===== Entries supplied
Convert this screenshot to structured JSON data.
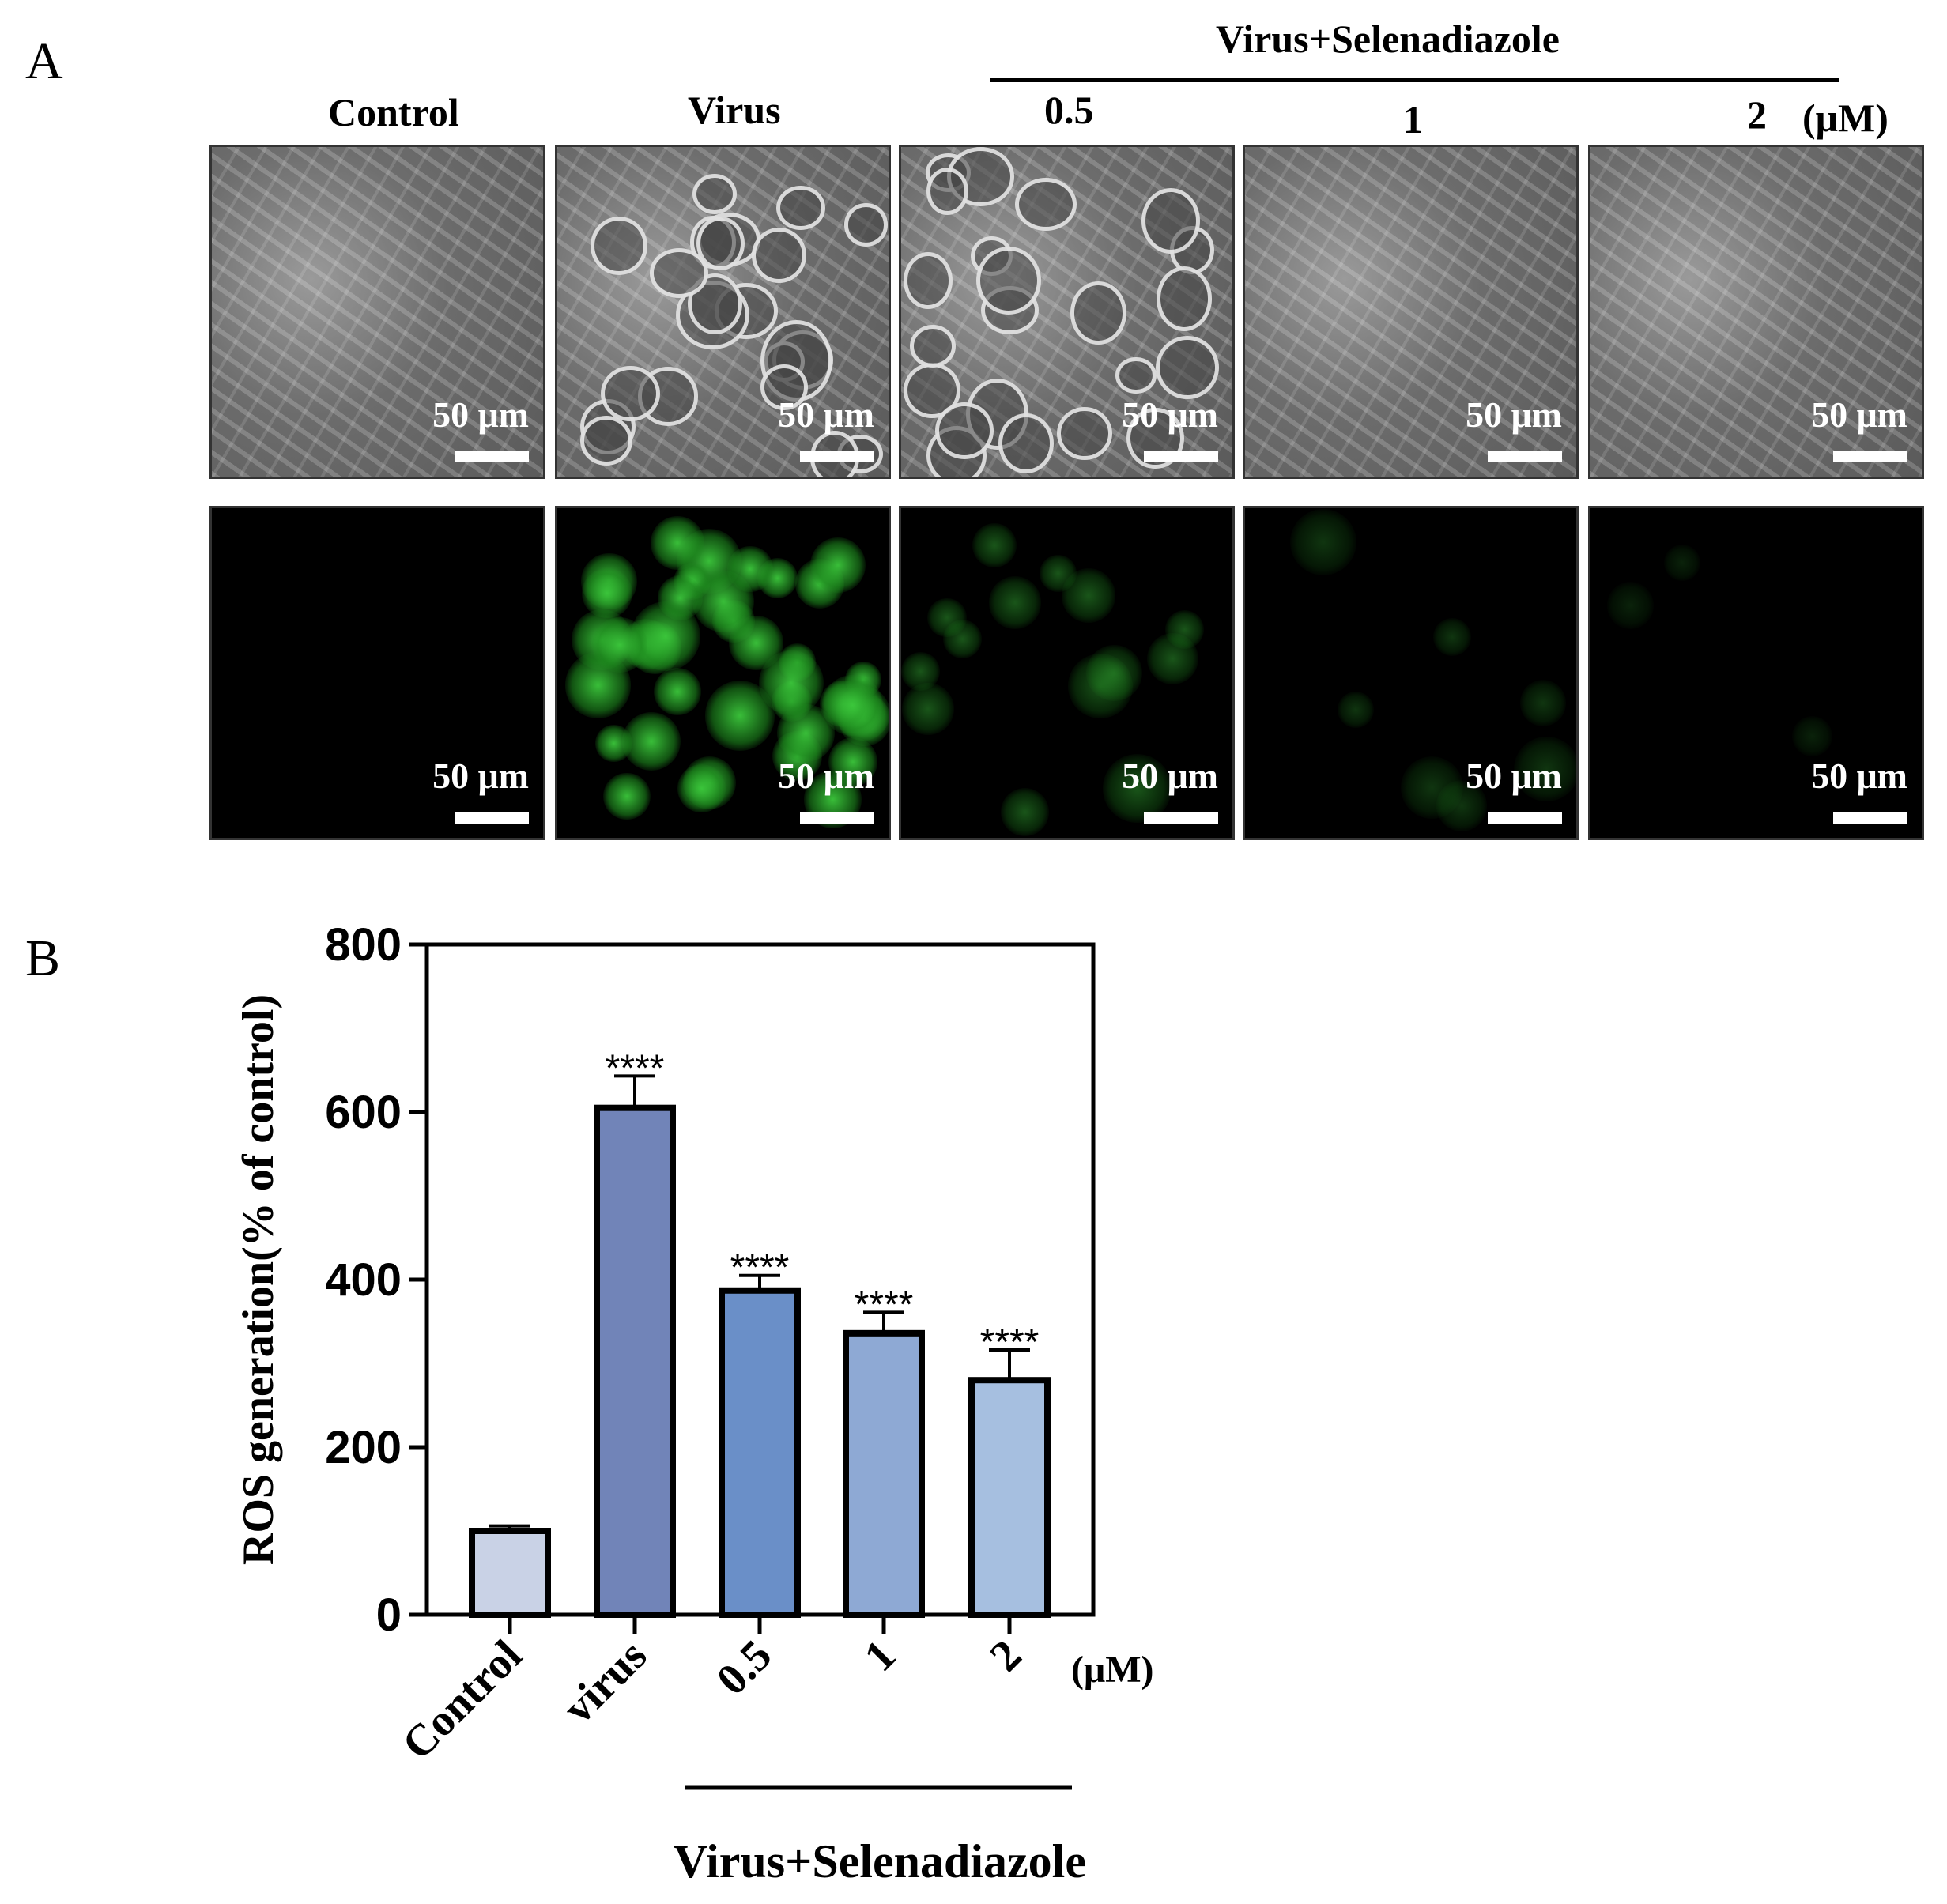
{
  "panel_a": {
    "letter": "A",
    "group_label": "Virus+Selenadiazole",
    "unit": "(μM)",
    "columns": [
      "Control",
      "Virus",
      "0.5",
      "1",
      "2"
    ],
    "scale_bar_label": "50 μm",
    "fluorescence_intensity": [
      0.0,
      0.95,
      0.35,
      0.18,
      0.08
    ],
    "colors": {
      "fluorescence": "#2fbf2f",
      "brightfield": "#7a7a7a"
    }
  },
  "panel_b": {
    "letter": "B",
    "chart_data": {
      "type": "bar",
      "categories": [
        "Control",
        "virus",
        "0.5",
        "1",
        "2"
      ],
      "values": [
        100,
        605,
        387,
        336,
        280
      ],
      "errors": [
        6,
        38,
        18,
        25,
        36
      ],
      "significance": [
        "",
        "****",
        "****",
        "****",
        "****"
      ],
      "ylabel": "ROS generation(% of control)",
      "xlabel": "Virus+Selenadiazole",
      "x_unit": "(μM)",
      "ylim": [
        0,
        800
      ],
      "yticks": [
        0,
        200,
        400,
        600,
        800
      ],
      "colors": [
        "#c9d2e6",
        "#7184b8",
        "#6a8fc8",
        "#8ea9d4",
        "#a6bfe0"
      ],
      "grid": false
    }
  }
}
==========
Your goal
Repeat each record exactly, with the pictures left out.

Output for this task
Convert this screenshot to structured JSON data.
{
  "panel_a": {
    "letter": "A",
    "group_label": "Virus+Selenadiazole",
    "unit": "(μM)",
    "columns": [
      "Control",
      "Virus",
      "0.5",
      "1",
      "2"
    ],
    "scale_bar_label": "50 μm",
    "fluorescence_intensity": [
      0.0,
      0.95,
      0.35,
      0.18,
      0.08
    ],
    "colors": {
      "fluorescence": "#2fbf2f",
      "brightfield": "#7a7a7a"
    }
  },
  "panel_b": {
    "letter": "B",
    "chart_data": {
      "type": "bar",
      "categories": [
        "Control",
        "virus",
        "0.5",
        "1",
        "2"
      ],
      "values": [
        100,
        605,
        387,
        336,
        280
      ],
      "errors": [
        6,
        38,
        18,
        25,
        36
      ],
      "significance": [
        "",
        "****",
        "****",
        "****",
        "****"
      ],
      "ylabel": "ROS generation(% of control)",
      "xlabel": "Virus+Selenadiazole",
      "x_unit": "(μM)",
      "ylim": [
        0,
        800
      ],
      "yticks": [
        0,
        200,
        400,
        600,
        800
      ],
      "colors": [
        "#c9d2e6",
        "#7184b8",
        "#6a8fc8",
        "#8ea9d4",
        "#a6bfe0"
      ],
      "grid": false
    }
  }
}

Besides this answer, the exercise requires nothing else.